-- Begin Material provided --
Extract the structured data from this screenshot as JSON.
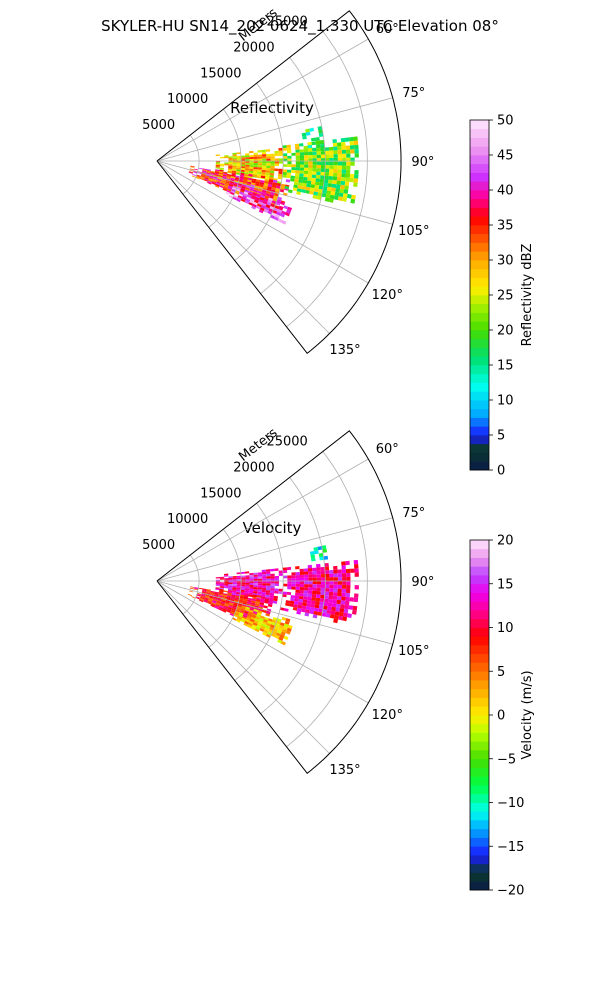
{
  "suptitle": "SKYLER-HU  SN14_202  0624_1.330 UTC Elevation 08°",
  "chart_data": [
    {
      "type": "heatmap",
      "projection": "polar-sector",
      "title": "Reflectivity",
      "radial_label": "Meters",
      "radial_ticks": [
        5000,
        10000,
        15000,
        20000,
        25000
      ],
      "radial_tick_labels": [
        "5000",
        "10000",
        "15000",
        "20000",
        "25000"
      ],
      "r_range_m": [
        0,
        29000
      ],
      "azimuth_range_deg": [
        52,
        142
      ],
      "azimuth_ticks": [
        "60°",
        "75°",
        "90°",
        "105°",
        "120°",
        "135°"
      ],
      "grid": true,
      "colorbar": {
        "label": "Reflectivity dBZ",
        "range": [
          0,
          50
        ],
        "ticks": [
          "0",
          "5",
          "10",
          "15",
          "20",
          "25",
          "30",
          "35",
          "40",
          "45",
          "50"
        ]
      },
      "echo_regions": [
        {
          "az_deg": [
            84,
            101
          ],
          "r_m": [
            7000,
            15000
          ],
          "dbz": 28
        },
        {
          "az_deg": [
            98,
            113
          ],
          "r_m": [
            4000,
            16000
          ],
          "dbz": 36
        },
        {
          "az_deg": [
            108,
            116
          ],
          "r_m": [
            9000,
            17000
          ],
          "dbz": 42
        },
        {
          "az_deg": [
            83,
            103
          ],
          "r_m": [
            15000,
            24000
          ],
          "dbz": 22
        },
        {
          "az_deg": [
            78,
            86
          ],
          "r_m": [
            17500,
            20000
          ],
          "dbz": 18
        }
      ]
    },
    {
      "type": "heatmap",
      "projection": "polar-sector",
      "title": "Velocity",
      "radial_label": "Meters",
      "radial_ticks": [
        5000,
        10000,
        15000,
        20000,
        25000
      ],
      "radial_tick_labels": [
        "5000",
        "10000",
        "15000",
        "20000",
        "25000"
      ],
      "r_range_m": [
        0,
        29000
      ],
      "azimuth_range_deg": [
        52,
        142
      ],
      "azimuth_ticks": [
        "60°",
        "75°",
        "90°",
        "105°",
        "120°",
        "135°"
      ],
      "grid": true,
      "colorbar": {
        "label": "Velocity (m/s)",
        "range": [
          -20,
          20
        ],
        "ticks": [
          "−20",
          "−15",
          "−10",
          "−5",
          "0",
          "5",
          "10",
          "15",
          "20"
        ]
      },
      "echo_regions": [
        {
          "az_deg": [
            84,
            100
          ],
          "r_m": [
            7000,
            15000
          ],
          "ms": 13
        },
        {
          "az_deg": [
            98,
            114
          ],
          "r_m": [
            4000,
            14000
          ],
          "ms": 9
        },
        {
          "az_deg": [
            106,
            116
          ],
          "r_m": [
            10000,
            17000
          ],
          "ms": 2
        },
        {
          "az_deg": [
            84,
            103
          ],
          "r_m": [
            15000,
            24000
          ],
          "ms": 12
        },
        {
          "az_deg": [
            78,
            82
          ],
          "r_m": [
            18500,
            20500
          ],
          "ms": -10
        }
      ]
    }
  ]
}
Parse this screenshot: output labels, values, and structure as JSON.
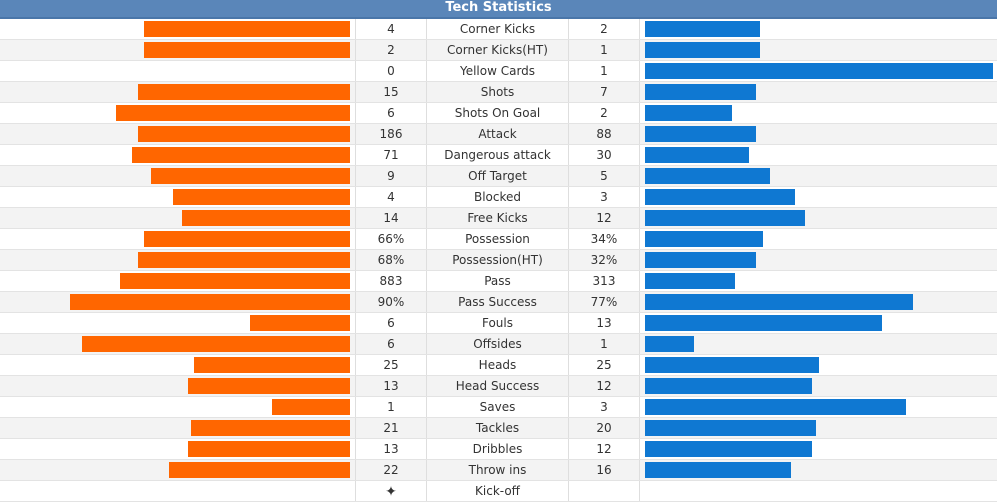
{
  "header": {
    "title": "Tech Statistics"
  },
  "colors": {
    "home_bar": "#ff6600",
    "away_bar": "#0f78d2",
    "header_bg": "#5a86b9"
  },
  "stats": [
    {
      "label": "Corner Kicks",
      "home": "4",
      "away": "2",
      "home_level": 0.66,
      "away_level": 0.33
    },
    {
      "label": "Corner Kicks(HT)",
      "home": "2",
      "away": "1",
      "home_level": 0.66,
      "away_level": 0.33
    },
    {
      "label": "Yellow Cards",
      "home": "0",
      "away": "1",
      "home_level": 0,
      "away_level": 1.0
    },
    {
      "label": "Shots",
      "home": "15",
      "away": "7",
      "home_level": 0.68,
      "away_level": 0.32
    },
    {
      "label": "Shots On Goal",
      "home": "6",
      "away": "2",
      "home_level": 0.75,
      "away_level": 0.25
    },
    {
      "label": "Attack",
      "home": "186",
      "away": "88",
      "home_level": 0.68,
      "away_level": 0.32
    },
    {
      "label": "Dangerous attack",
      "home": "71",
      "away": "30",
      "home_level": 0.7,
      "away_level": 0.3
    },
    {
      "label": "Off Target",
      "home": "9",
      "away": "5",
      "home_level": 0.64,
      "away_level": 0.36
    },
    {
      "label": "Blocked",
      "home": "4",
      "away": "3",
      "home_level": 0.57,
      "away_level": 0.43
    },
    {
      "label": "Free Kicks",
      "home": "14",
      "away": "12",
      "home_level": 0.54,
      "away_level": 0.46
    },
    {
      "label": "Possession",
      "home": "66%",
      "away": "34%",
      "home_level": 0.66,
      "away_level": 0.34
    },
    {
      "label": "Possession(HT)",
      "home": "68%",
      "away": "32%",
      "home_level": 0.68,
      "away_level": 0.32
    },
    {
      "label": "Pass",
      "home": "883",
      "away": "313",
      "home_level": 0.74,
      "away_level": 0.26
    },
    {
      "label": "Pass Success",
      "home": "90%",
      "away": "77%",
      "home_level": 0.9,
      "away_level": 0.77
    },
    {
      "label": "Fouls",
      "home": "6",
      "away": "13",
      "home_level": 0.32,
      "away_level": 0.68
    },
    {
      "label": "Offsides",
      "home": "6",
      "away": "1",
      "home_level": 0.86,
      "away_level": 0.14
    },
    {
      "label": "Heads",
      "home": "25",
      "away": "25",
      "home_level": 0.5,
      "away_level": 0.5
    },
    {
      "label": "Head Success",
      "home": "13",
      "away": "12",
      "home_level": 0.52,
      "away_level": 0.48
    },
    {
      "label": "Saves",
      "home": "1",
      "away": "3",
      "home_level": 0.25,
      "away_level": 0.75
    },
    {
      "label": "Tackles",
      "home": "21",
      "away": "20",
      "home_level": 0.51,
      "away_level": 0.49
    },
    {
      "label": "Dribbles",
      "home": "13",
      "away": "12",
      "home_level": 0.52,
      "away_level": 0.48
    },
    {
      "label": "Throw ins",
      "home": "22",
      "away": "16",
      "home_level": 0.58,
      "away_level": 0.42
    }
  ],
  "kickoff": {
    "label": "Kick-off",
    "icon": "kickoff-icon",
    "glyph": "✦"
  }
}
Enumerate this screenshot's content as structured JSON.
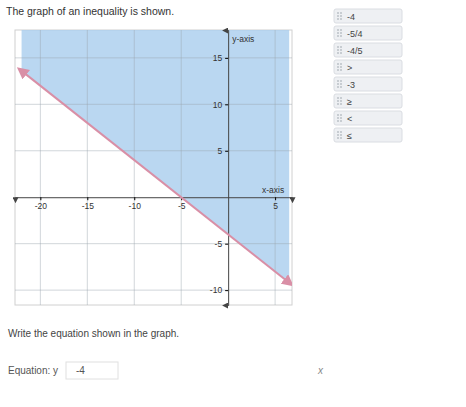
-- End Material provided --
● What you should do
Go through the entries and return each line where the word "Kicks" appears.

● Task answer
      "label": "Corner Kicks",
      "label": "Corner Kicks(HT)",
      "label": "Free Kicks",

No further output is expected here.